▶ **Task to complete**:
Reproduce the data exactly.

▶ **Source records**:
= = = =
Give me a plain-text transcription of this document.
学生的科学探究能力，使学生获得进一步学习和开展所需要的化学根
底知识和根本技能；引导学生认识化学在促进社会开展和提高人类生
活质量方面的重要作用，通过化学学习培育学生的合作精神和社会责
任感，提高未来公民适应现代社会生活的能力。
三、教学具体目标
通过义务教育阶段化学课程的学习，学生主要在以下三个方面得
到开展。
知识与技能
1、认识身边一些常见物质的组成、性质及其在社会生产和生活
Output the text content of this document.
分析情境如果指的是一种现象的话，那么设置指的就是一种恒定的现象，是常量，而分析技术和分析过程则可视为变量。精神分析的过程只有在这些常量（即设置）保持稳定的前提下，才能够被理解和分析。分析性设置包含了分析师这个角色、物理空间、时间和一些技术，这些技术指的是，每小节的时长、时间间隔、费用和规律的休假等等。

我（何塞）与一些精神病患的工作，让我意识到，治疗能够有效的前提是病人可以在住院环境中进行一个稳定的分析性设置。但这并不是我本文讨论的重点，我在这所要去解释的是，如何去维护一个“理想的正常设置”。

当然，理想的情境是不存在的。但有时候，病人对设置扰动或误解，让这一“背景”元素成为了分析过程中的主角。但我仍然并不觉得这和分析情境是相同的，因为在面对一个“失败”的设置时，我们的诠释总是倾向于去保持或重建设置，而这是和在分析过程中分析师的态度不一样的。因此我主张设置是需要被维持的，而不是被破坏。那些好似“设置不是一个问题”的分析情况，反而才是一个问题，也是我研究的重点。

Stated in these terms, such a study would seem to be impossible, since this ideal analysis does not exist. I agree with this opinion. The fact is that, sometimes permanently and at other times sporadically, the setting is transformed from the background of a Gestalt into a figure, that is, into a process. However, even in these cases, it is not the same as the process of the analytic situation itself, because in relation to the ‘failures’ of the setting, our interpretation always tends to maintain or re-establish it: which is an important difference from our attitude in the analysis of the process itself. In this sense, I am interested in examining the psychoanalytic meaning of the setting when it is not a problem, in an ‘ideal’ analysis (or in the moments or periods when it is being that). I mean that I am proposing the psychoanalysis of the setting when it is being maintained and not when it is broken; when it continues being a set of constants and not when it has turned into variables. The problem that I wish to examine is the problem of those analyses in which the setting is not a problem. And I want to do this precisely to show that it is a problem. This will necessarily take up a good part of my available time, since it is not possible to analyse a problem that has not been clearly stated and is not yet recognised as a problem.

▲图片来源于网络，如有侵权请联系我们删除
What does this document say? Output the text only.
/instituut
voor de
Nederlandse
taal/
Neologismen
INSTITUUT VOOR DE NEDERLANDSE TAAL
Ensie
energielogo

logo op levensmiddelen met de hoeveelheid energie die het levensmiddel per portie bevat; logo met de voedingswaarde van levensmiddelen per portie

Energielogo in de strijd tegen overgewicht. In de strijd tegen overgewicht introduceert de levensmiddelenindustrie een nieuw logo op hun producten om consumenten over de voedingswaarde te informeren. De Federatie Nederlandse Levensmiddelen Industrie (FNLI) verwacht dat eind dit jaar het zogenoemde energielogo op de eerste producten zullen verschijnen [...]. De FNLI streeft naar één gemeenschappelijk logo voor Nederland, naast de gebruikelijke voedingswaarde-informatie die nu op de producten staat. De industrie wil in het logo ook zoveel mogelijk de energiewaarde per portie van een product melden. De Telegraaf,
= = = =
▶ **Answer to this problem**:
Give me a plain-text transcription of this document.
学生的科学探究能力，使学生获得进一步学习和开展所需要的化学根
底知识和根本技能；引导学生认识化学在促进社会开展和提高人类生
活质量方面的重要作用，通过化学学习培育学生的合作精神和社会责
任感，提高未来公民适应现代社会生活的能力。
三、教学具体目标
通过义务教育阶段化学课程的学习，学生主要在以下三个方面得
到开展。
知识与技能
1、认识身边一些常见物质的组成、性质及其在社会生产和生活
Output the text content of this document.
分析情境如果指的是一种现象的话，那么设置指的就是一种恒定的现象，是常量，而分析技术和分析过程则可视为变量。精神分析的过程只有在这些常量（即设置）保持稳定的前提下，才能够被理解和分析。分析性设置包含了分析师这个角色、物理空间、时间和一些技术，这些技术指的是，每小节的时长、时间间隔、费用和规律的休假等等。

我（何塞）与一些精神病患的工作，让我意识到，治疗能够有效的前提是病人可以在住院环境中进行一个稳定的分析性设置。但这并不是我本文讨论的重点，我在这所要去解释的是，如何去维护一个“理想的正常设置”。

当然，理想的情境是不存在的。但有时候，病人对设置扰动或误解，让这一“背景”元素成为了分析过程中的主角。但我仍然并不觉得这和分析情境是相同的，因为在面对一个“失败”的设置时，我们的诠释总是倾向于去保持或重建设置，而这是和在分析过程中分析师的态度不一样的。因此我主张设置是需要被维持的，而不是被破坏。那些好似“设置不是一个问题”的分析情况，反而才是一个问题，也是我研究的重点。

Stated in these terms, such a study would seem to be impossible, since this ideal analysis does not exist. I agree with this opinion. The fact is that, sometimes permanently and at other times sporadically, the setting is transformed from the background of a Gestalt into a figure, that is, into a process. However, even in these cases, it is not the same as the process of the analytic situation itself, because in relation to the ‘failures’ of the setting, our interpretation always tends to maintain or re-establish it: which is an important difference from our attitude in the analysis of the process itself. In this sense, I am interested in examining the psychoanalytic meaning of the setting when it is not a problem, in an ‘ideal’ analysis (or in the moments or periods when it is being that). I mean that I am proposing the psychoanalysis of the setting when it is being maintained and not when it is broken; when it continues being a set of constants and not when it has turned into variables. The problem that I wish to examine is the problem of those analyses in which the setting is not a problem. And I want to do this precisely to show that it is a problem. This will necessarily take up a good part of my available time, since it is not possible to analyse a problem that has not been clearly stated and is not yet recognised as a problem.

▲图片来源于网络，如有侵权请联系我们删除
What does this document say? Output the text only.
/instituut
voor de
Nederlandse
taal/
Neologismen
INSTITUUT VOOR DE NEDERLANDSE TAAL
Ensie
energielogo

logo op levensmiddelen met de hoeveelheid energie die het levensmiddel per portie bevat; logo met de voedingswaarde van levensmiddelen per portie

Energielogo in de strijd tegen overgewicht. In de strijd tegen overgewicht introduceert de levensmiddelenindustrie een nieuw logo op hun producten om consumenten over de voedingswaarde te informeren. De Federatie Nederlandse Levensmiddelen Industrie (FNLI) verwacht dat eind dit jaar het zogenoemde energielogo op de eerste producten zullen verschijnen [...]. De FNLI streeft naar één gemeenschappelijk logo voor Nederland, naast de gebruikelijke voedingswaarde-informatie die nu op de producten staat. De industrie wil in het logo ook zoveel mogelijk de energiewaarde per portie van een product melden. De Telegraaf,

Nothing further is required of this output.